QUELLE =>
++++

Treffen der Landes-, Bezirks- und Ortsvorstände vom 9. bis 10. September 2017 in Darmstadt

Um über die deutsch-baltische Zukunft nachzudenken, hatten sich Anfang des Jahres in Lüneburg die Vorstände von Carl-Schirren- und Deutsch-Baltischer Gesellschaft getroffen. Nun war die Einladung an die Bezirks- und Ortsvorstände der nächste Schritt, um sich über Bilanzen, Aufgaben und Konzepte der Deutsch-Baltischen Gesellschaft klar zu werden: Welche Inhalte und Themen sind maßgeblich und attraktiv für Interessenten aus der mittleren und jüngeren Generation, welche Überlegungen gibt es bei der Vernetzung deutsch-baltischer Orga-nisationen, welche Projekte in den baltischen Ländern können unterstützt werden.
Der Einladung ins Haus der Deutsch-Balten folgte etwa die Hälfte der über 50 Eingeladenen, eine, wie sich zeigte, angemessene Gruppengröße, um die anliegenden Fragen sachlich zu erörtern.

++++

[Datensätze]
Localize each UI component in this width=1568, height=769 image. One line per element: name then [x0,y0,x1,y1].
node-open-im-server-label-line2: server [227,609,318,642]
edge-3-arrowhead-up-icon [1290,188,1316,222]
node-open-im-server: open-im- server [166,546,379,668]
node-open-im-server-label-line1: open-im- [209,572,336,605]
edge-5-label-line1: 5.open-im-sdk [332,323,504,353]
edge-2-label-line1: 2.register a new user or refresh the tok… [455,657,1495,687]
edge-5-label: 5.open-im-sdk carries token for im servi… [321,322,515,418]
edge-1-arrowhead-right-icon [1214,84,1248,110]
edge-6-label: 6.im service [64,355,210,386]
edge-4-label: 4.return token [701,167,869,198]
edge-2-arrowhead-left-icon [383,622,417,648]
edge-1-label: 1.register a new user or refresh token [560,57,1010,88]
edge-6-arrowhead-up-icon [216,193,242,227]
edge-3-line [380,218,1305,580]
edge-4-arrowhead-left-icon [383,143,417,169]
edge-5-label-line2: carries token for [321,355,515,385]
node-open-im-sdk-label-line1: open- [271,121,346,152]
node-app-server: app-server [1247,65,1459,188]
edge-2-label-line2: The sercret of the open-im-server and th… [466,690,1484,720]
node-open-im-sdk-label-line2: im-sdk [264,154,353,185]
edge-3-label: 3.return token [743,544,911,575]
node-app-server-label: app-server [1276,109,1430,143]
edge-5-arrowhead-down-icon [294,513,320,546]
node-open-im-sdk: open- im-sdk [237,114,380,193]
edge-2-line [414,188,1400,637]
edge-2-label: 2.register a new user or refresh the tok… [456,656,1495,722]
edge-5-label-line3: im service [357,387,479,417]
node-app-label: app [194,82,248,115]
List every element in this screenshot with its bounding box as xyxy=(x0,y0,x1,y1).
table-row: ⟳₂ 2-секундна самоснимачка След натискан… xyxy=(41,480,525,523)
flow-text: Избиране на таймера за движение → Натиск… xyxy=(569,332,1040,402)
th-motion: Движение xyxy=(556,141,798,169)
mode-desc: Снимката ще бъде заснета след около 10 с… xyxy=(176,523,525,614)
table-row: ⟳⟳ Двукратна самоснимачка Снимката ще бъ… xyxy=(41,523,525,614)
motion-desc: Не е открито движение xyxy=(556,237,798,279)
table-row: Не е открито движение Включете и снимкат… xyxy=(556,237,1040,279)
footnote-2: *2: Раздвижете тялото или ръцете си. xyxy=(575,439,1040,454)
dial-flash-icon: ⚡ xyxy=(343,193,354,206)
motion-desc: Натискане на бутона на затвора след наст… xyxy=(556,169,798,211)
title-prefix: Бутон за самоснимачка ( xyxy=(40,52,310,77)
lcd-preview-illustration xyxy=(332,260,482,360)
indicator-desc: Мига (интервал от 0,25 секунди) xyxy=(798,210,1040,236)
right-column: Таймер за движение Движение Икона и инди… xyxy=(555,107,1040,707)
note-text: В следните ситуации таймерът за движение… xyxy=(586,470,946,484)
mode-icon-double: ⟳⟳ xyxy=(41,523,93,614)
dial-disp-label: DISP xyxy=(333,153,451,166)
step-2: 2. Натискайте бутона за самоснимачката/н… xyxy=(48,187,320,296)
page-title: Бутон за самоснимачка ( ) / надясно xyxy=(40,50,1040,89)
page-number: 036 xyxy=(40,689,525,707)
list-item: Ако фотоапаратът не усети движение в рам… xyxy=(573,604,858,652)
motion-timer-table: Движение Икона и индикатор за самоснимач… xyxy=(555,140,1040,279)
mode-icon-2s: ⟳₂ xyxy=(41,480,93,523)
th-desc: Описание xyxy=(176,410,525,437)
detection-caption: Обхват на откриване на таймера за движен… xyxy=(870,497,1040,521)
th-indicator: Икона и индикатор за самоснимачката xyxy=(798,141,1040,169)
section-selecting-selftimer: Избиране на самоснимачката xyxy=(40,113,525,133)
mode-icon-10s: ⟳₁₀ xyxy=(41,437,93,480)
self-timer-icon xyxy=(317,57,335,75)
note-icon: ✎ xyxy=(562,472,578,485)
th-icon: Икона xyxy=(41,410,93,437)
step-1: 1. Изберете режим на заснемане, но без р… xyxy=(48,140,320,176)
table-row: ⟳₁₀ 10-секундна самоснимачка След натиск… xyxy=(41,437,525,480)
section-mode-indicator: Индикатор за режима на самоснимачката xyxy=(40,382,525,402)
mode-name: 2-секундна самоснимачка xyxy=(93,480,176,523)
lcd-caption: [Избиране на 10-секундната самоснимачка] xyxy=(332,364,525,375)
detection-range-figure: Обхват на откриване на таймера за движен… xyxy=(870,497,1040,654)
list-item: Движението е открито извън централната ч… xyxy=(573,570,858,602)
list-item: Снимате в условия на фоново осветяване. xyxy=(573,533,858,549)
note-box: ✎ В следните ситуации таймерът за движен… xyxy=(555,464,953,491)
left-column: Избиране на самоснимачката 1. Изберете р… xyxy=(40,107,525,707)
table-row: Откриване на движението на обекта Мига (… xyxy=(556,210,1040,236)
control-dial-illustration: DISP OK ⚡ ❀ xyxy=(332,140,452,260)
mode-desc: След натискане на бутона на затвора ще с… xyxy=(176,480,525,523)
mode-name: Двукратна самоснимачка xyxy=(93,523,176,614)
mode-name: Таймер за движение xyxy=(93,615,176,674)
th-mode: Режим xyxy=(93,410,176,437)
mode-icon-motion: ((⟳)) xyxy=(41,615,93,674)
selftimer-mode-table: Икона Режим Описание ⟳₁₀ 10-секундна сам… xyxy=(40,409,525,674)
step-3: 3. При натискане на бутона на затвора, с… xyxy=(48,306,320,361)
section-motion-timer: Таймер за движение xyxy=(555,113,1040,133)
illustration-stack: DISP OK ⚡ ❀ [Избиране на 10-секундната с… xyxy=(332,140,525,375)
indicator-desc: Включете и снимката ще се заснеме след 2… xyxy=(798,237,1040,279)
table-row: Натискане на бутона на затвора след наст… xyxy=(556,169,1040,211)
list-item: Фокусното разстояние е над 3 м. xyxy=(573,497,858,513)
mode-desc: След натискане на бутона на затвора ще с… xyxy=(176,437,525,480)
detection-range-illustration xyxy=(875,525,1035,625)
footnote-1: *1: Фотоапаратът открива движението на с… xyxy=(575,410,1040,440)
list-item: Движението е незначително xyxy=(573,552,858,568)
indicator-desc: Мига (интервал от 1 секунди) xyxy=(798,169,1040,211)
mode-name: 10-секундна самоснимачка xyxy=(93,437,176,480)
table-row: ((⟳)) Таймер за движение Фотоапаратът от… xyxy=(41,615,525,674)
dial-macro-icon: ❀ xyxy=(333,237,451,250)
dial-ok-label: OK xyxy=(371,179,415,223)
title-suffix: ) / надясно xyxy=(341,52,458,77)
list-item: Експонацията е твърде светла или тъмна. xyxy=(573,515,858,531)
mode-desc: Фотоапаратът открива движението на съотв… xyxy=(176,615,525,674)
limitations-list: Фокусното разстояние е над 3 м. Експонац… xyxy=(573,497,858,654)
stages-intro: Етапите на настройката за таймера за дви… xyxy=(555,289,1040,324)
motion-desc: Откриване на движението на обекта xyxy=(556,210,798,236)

++++

AUFGABENTEILE =>
1/ Erkläre in ein bis drei Sätzen nach der Quelle, zu welchem Zweck die Bezirks- und Ortsvorstände eingeladen wurden.
2/ Kopiere bitte aus der Quelle alles von „Treffen der Landes-, Bezirks- und“ bis hin zu „sachlich zu erörtern.“ wortgetreu.
Für diese Aufgaben spielen die Datensätze keine Rolle.

ERWARTETE ERGEBNISSE =>
1/ Mit der Einladung sollte Klarheit über Bilanzen, Aufgaben und Konzepte der Deutsch-Baltischen Gesellschaft gewonnen werden. Es ging darum, welche Inhalte und Themen für Interessenten aus der mittleren und jüngeren Generation maßgeblich und attraktiv sind, welche Überlegungen es zur Vernetzung deutsch-baltischer Organisationen gibt und welche Projekte in den baltischen Ländern unterstützt werden können.

2/
Treffen der Landes-, Bezirks- und Ortsvorstände vom 9. bis 10. September 2017 in Darmstadt

Um über die deutsch-baltische Zukunft nachzudenken, hatten sich Anfang des Jahres in Lüneburg die Vorstände von Carl-Schirren- und Deutsch-Baltischer Gesellschaft getroffen. Nun war die Einladung an die Bezirks- und Ortsvorstände der nächste Schritt, um sich über Bilanzen, Aufgaben und Konzepte der Deutsch-Baltischen Gesellschaft klar zu werden: Welche Inhalte und Themen sind maßgeblich und attraktiv für Interessenten aus der mittleren und jüngeren Generation, welche Überlegungen gibt es bei der Vernetzung deutsch-baltischer Orga-nisationen, welche Projekte in den baltischen Ländern können unterstützt werden.
Der Einladung ins Haus der Deutsch-Balten folgte etwa die Hälfte der über 50 Eingeladenen, eine, wie sich zeigte, angemessene Gruppengröße, um die anliegenden Fragen sachlich zu erörtern.